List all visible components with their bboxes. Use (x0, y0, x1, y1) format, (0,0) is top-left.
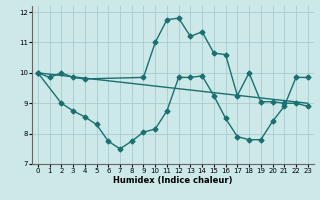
X-axis label: Humidex (Indice chaleur): Humidex (Indice chaleur) (113, 176, 233, 185)
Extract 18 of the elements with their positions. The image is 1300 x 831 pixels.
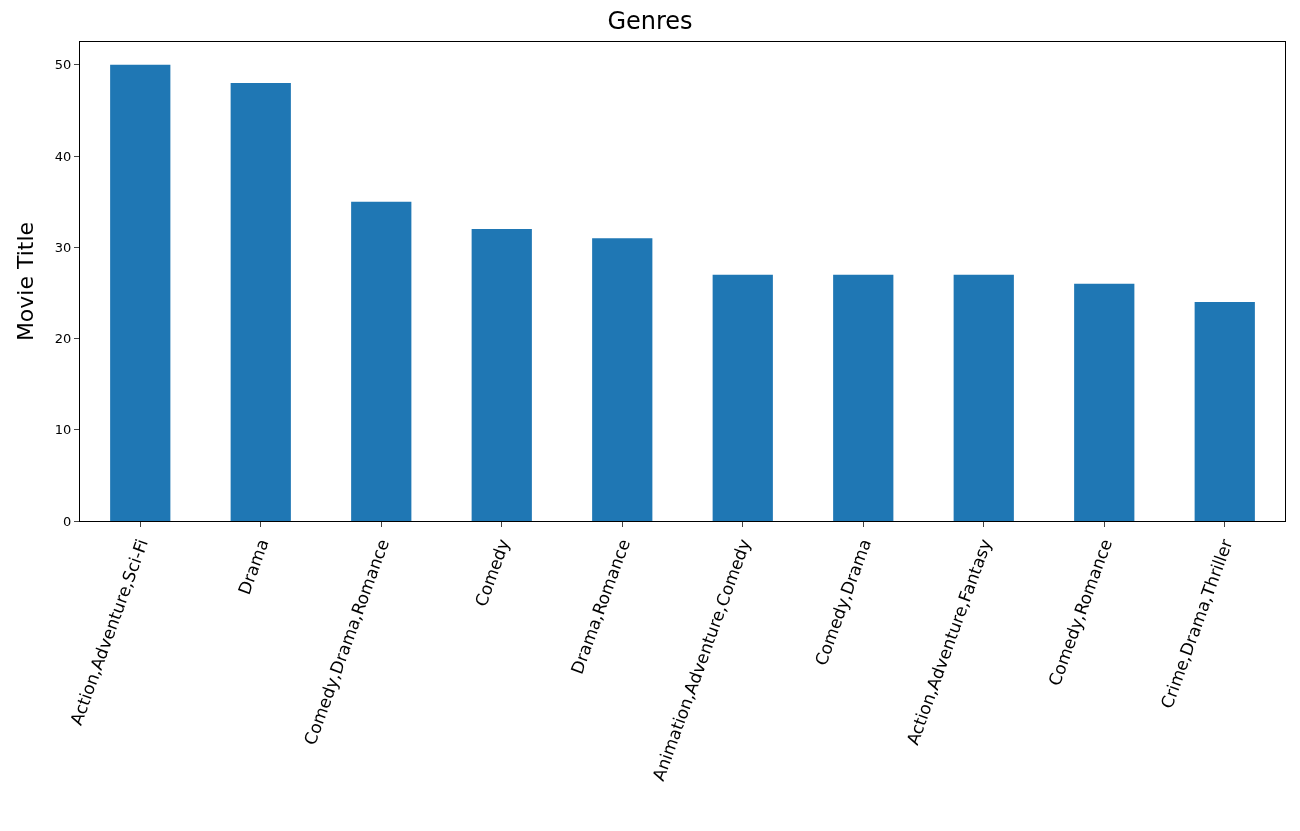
bar xyxy=(1074,283,1135,521)
bar xyxy=(230,83,291,521)
y-tick-label: 40 xyxy=(54,148,72,164)
bar xyxy=(953,274,1014,521)
y-tick-label: 30 xyxy=(54,239,72,255)
bar xyxy=(110,64,171,521)
y-tick-label: 20 xyxy=(54,331,72,347)
y-tick-label: 10 xyxy=(54,422,72,438)
bar xyxy=(471,229,532,521)
y-tick-label: 0 xyxy=(63,513,72,529)
bar xyxy=(833,274,894,521)
y-axis-title: Movie Title xyxy=(12,221,38,342)
bar xyxy=(1194,302,1255,521)
chart-title: Genres xyxy=(607,7,693,36)
y-tick-label: 50 xyxy=(54,57,72,73)
bar xyxy=(351,201,412,521)
bar xyxy=(712,274,773,521)
bar xyxy=(592,238,653,521)
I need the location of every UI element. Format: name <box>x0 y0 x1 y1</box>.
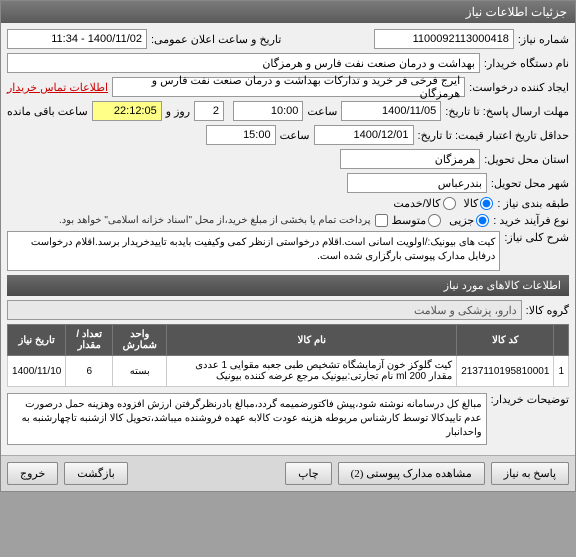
row-buyer-name: نام دستگاه خریدار: بهداشت و درمان صنعت ن… <box>7 53 569 73</box>
validity-date-field: 1400/12/01 <box>314 125 414 145</box>
exit-button[interactable]: خروج <box>7 462 58 485</box>
goods-section-header: اطلاعات کالاهای مورد نیاز <box>7 275 569 296</box>
window-titlebar: جزئیات اطلاعات نیاز <box>1 1 575 23</box>
send-time-field: 10:00 <box>233 101 303 121</box>
radio-goods-input[interactable] <box>480 197 493 210</box>
th-unit: واحد شمارش <box>113 325 167 356</box>
buyer-contact-link[interactable]: اطلاعات تماس خریدار <box>7 81 108 94</box>
days-field: 2 <box>194 101 224 121</box>
row-request-creator: ایجاد کننده درخواست: ایرج فرخی فر خرید و… <box>7 77 569 97</box>
row-goods-group: گروه کالا: دارو، پزشکی و سلامت <box>7 300 569 320</box>
payment-note-row: پرداخت تمام یا بخشی از مبلغ خرید،از محل … <box>59 214 388 227</box>
row-city: شهر محل تحویل: بندرعباس <box>7 173 569 193</box>
cell-date: 1400/11/10 <box>8 356 66 387</box>
th-idx <box>554 325 569 356</box>
radio-goods[interactable]: کالا <box>464 197 494 210</box>
details-window: جزئیات اطلاعات نیاز شماره نیاز: 11000921… <box>0 0 576 492</box>
row-classification: طبقه بندی نیاز : کالا کالا/خدمت <box>7 197 569 210</box>
key-text: کیت های بیونیک:/اولویت اسانی است.اقلام د… <box>7 231 500 271</box>
need-no-field: 1100092113000418 <box>374 29 514 49</box>
public-time-label: تاریخ و ساعت اعلان عمومی: <box>151 33 281 46</box>
day-label: روز و <box>166 105 190 118</box>
city-label: شهر محل تحویل: <box>491 177 569 190</box>
group-field: دارو، پزشکی و سلامت <box>7 300 522 320</box>
goods-table: کد کالا نام کالا واحد شمارش تعداد / مقدا… <box>7 324 569 387</box>
row-send-deadline: مهلت ارسال پاسخ: تا تاریخ: 1400/11/05 سا… <box>7 101 569 121</box>
buyer-notes-text: مبالغ کل درسامانه نوشته شود،پیش فاکتورضم… <box>7 393 487 445</box>
request-creator-field: ایرج فرخی فر خرید و تدارکات بهداشت و درم… <box>112 77 465 97</box>
radio-partial[interactable]: جزیی <box>449 214 489 227</box>
buyer-name-field: بهداشت و درمان صنعت نفت فارس و هرمزگان <box>7 53 480 73</box>
buy-type-label: نوع فرآیند خرید : <box>493 214 569 227</box>
province-label: استان محل تحویل: <box>484 153 569 166</box>
remaining-time-field: 22:12:05 <box>92 101 162 121</box>
buy-type-radio-group: جزیی متوسط <box>392 214 490 227</box>
class-radio-group: کالا کالا/خدمت <box>393 197 493 210</box>
payment-checkbox[interactable] <box>375 214 388 227</box>
print-button[interactable]: چاپ <box>285 462 332 485</box>
radio-service[interactable]: کالا/خدمت <box>393 197 455 210</box>
button-bar: پاسخ به نیاز مشاهده مدارک پیوستی (2) چاپ… <box>1 455 575 491</box>
time-label-2: ساعت <box>280 129 310 142</box>
radio-partial-label: جزیی <box>449 214 474 227</box>
radio-service-input[interactable] <box>443 197 456 210</box>
radio-partial-input[interactable] <box>476 214 489 227</box>
validity-time-field: 15:00 <box>206 125 276 145</box>
row-validity: حداقل تاریخ اعتبار قیمت: تا تاریخ: 1400/… <box>7 125 569 145</box>
group-label: گروه کالا: <box>526 304 569 317</box>
row-need-no: شماره نیاز: 1100092113000418 تاریخ و ساع… <box>7 29 569 49</box>
row-province: استان محل تحویل: هرمزگان <box>7 149 569 169</box>
request-creator-label: ایجاد کننده درخواست: <box>469 81 569 94</box>
class-label: طبقه بندی نیاز : <box>497 197 569 210</box>
content-area: شماره نیاز: 1100092113000418 تاریخ و ساع… <box>1 23 575 455</box>
radio-service-label: کالا/خدمت <box>393 197 440 210</box>
cell-unit: بسته <box>113 356 167 387</box>
radio-medium-input[interactable] <box>428 214 441 227</box>
row-buyer-notes: توضیحات خریدار: مبالغ کل درسامانه نوشته … <box>7 393 569 445</box>
radio-medium-label: متوسط <box>392 214 427 227</box>
time-label-1: ساعت <box>307 105 337 118</box>
cell-idx: 1 <box>554 356 569 387</box>
send-date-field: 1400/11/05 <box>341 101 441 121</box>
buyer-notes-label: توضیحات خریدار: <box>491 393 569 406</box>
province-field: هرمزگان <box>340 149 480 169</box>
back-button[interactable]: بازگشت <box>64 462 128 485</box>
cell-qty: 6 <box>66 356 113 387</box>
row-key-desc: شرح کلی نیاز: کیت های بیونیک:/اولویت اسا… <box>7 231 569 271</box>
need-no-label: شماره نیاز: <box>518 33 569 46</box>
radio-goods-label: کالا <box>464 197 479 210</box>
public-time-field: 1400/11/02 - 11:34 <box>7 29 147 49</box>
city-field: بندرعباس <box>347 173 487 193</box>
table-header-row: کد کالا نام کالا واحد شمارش تعداد / مقدا… <box>8 325 569 356</box>
validity-label: حداقل تاریخ اعتبار قیمت: تا تاریخ: <box>418 129 569 142</box>
row-buy-type: نوع فرآیند خرید : جزیی متوسط پرداخت تمام… <box>7 214 569 227</box>
respond-button[interactable]: پاسخ به نیاز <box>491 462 569 485</box>
key-label: شرح کلی نیاز: <box>504 231 569 244</box>
table-row[interactable]: 1 2137110195810001 کیت گلوکز خون آزمایشگ… <box>8 356 569 387</box>
window-title: جزئیات اطلاعات نیاز <box>466 5 567 19</box>
th-name: نام کالا <box>167 325 457 356</box>
cell-name: کیت گلوکز خون آزمایشگاه تشخیص طبی جعبه م… <box>167 356 457 387</box>
th-code: کد کالا <box>457 325 554 356</box>
th-qty: تعداد / مقدار <box>66 325 113 356</box>
th-date: تاریخ نیاز <box>8 325 66 356</box>
remaining-label: ساعت باقی مانده <box>7 105 88 118</box>
buyer-name-label: نام دستگاه خریدار: <box>484 57 569 70</box>
cell-code: 2137110195810001 <box>457 356 554 387</box>
send-deadline-label: مهلت ارسال پاسخ: تا تاریخ: <box>445 105 569 118</box>
attachments-button[interactable]: مشاهده مدارک پیوستی (2) <box>338 462 485 485</box>
payment-note: پرداخت تمام یا بخشی از مبلغ خرید،از محل … <box>59 215 371 226</box>
radio-medium[interactable]: متوسط <box>392 214 442 227</box>
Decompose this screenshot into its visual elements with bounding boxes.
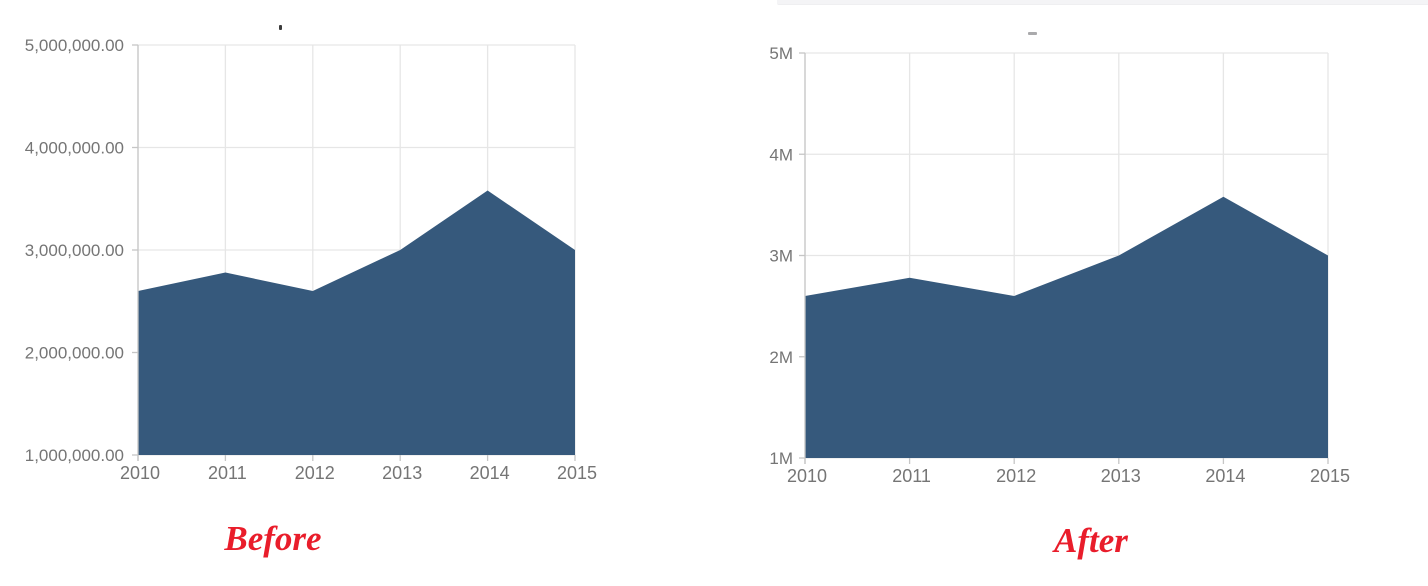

* * * * * * *

Recast the lines as a Markdown table with columns Num and Content, starting with the line that contains "bar xyxy=(1074,283,1135,521)" and going on through the line that contains "I need the location", both included. Give only those lines, one row each, numbered from 1, with blank lines left out.

| Num | Content |
|---|---|
| 1 | bar xyxy=(1074,283,1135,521) |
| 2 | bar xyxy=(230,83,291,521) |
| 3 | y-tick-label: 40 xyxy=(54,148,72,164) |
| 4 | bar xyxy=(953,274,1014,521) |
| 5 | y-tick-label: 30 xyxy=(54,239,72,255) |
| 6 | bar xyxy=(110,64,171,521) |
| 7 | y-tick-label: 20 xyxy=(54,331,72,347) |
| 8 | y-tick-label: 10 xyxy=(54,422,72,438) |
| 9 | bar xyxy=(471,229,532,521) |
| 10 | y-tick-label: 0 xyxy=(63,513,72,529) |
| 11 | bar xyxy=(833,274,894,521) |
| 12 | y-axis-title: Movie Title xyxy=(12,221,38,342) |
| 13 | bar xyxy=(1194,302,1255,521) |
| 14 | chart-title: Genres xyxy=(607,7,693,36) |
| 15 | y-tick-label: 50 xyxy=(54,57,72,73) |
| 16 | bar xyxy=(351,201,412,521) |
| 17 | bar xyxy=(712,274,773,521) |
| 18 | bar xyxy=(592,238,653,521) |
| 19 | I need the location of every UI element. Format: name <box>x0 y0 x1 y1</box>. |